* _DATASET CONTENT_:
● ● ●

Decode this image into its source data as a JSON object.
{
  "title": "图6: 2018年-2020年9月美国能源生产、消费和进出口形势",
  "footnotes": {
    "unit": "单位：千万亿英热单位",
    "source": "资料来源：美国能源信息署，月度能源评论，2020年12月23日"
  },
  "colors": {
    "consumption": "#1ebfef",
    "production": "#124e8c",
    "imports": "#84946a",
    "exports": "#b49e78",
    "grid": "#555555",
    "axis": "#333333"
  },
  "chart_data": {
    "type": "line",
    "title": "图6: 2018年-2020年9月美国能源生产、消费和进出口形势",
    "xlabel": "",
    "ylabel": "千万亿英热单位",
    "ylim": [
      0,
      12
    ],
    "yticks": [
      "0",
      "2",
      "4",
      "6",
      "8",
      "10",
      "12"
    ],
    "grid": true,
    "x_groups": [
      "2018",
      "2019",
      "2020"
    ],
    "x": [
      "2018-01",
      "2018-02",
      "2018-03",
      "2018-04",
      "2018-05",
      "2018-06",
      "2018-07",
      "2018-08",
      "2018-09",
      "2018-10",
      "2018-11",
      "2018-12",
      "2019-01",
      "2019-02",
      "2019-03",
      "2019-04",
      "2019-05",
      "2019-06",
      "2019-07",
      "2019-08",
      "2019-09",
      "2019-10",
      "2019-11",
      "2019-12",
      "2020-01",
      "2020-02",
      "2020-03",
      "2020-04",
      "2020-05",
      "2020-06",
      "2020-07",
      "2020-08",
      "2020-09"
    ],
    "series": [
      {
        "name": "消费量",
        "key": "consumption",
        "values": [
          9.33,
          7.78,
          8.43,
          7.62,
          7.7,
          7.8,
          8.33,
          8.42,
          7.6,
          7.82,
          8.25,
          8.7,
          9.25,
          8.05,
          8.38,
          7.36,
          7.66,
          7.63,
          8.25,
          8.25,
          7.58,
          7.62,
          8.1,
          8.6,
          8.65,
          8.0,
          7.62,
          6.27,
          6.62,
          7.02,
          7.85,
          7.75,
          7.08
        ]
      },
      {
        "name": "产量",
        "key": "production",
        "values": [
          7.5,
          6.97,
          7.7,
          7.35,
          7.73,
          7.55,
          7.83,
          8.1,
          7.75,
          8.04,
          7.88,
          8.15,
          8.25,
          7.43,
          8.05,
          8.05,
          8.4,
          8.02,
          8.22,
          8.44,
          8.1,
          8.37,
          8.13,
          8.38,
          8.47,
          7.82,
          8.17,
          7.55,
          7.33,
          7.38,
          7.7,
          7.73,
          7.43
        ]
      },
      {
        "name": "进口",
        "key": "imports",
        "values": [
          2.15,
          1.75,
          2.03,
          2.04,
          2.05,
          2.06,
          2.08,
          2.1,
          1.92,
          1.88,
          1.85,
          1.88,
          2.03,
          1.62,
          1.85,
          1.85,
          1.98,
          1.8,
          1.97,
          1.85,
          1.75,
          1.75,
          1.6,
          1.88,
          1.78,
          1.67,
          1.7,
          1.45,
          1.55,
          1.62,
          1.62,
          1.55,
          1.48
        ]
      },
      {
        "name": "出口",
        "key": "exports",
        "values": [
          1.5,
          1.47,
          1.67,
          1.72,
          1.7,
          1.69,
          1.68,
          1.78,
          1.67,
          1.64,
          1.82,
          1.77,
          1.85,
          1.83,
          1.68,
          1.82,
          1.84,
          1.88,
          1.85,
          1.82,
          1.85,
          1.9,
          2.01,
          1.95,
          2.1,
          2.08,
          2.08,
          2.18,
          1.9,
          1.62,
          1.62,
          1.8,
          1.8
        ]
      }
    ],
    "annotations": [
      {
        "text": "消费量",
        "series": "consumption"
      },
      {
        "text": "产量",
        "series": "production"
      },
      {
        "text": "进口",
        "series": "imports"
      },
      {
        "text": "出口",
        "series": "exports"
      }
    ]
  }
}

● ● ●

* _OBJECTIVE_:
Scan the lines for the string "production". Pick out every line that has it.

* _CORRECT OUTPUT_:
    "production": "#124e8c",
        "key": "production",
        "series": "production"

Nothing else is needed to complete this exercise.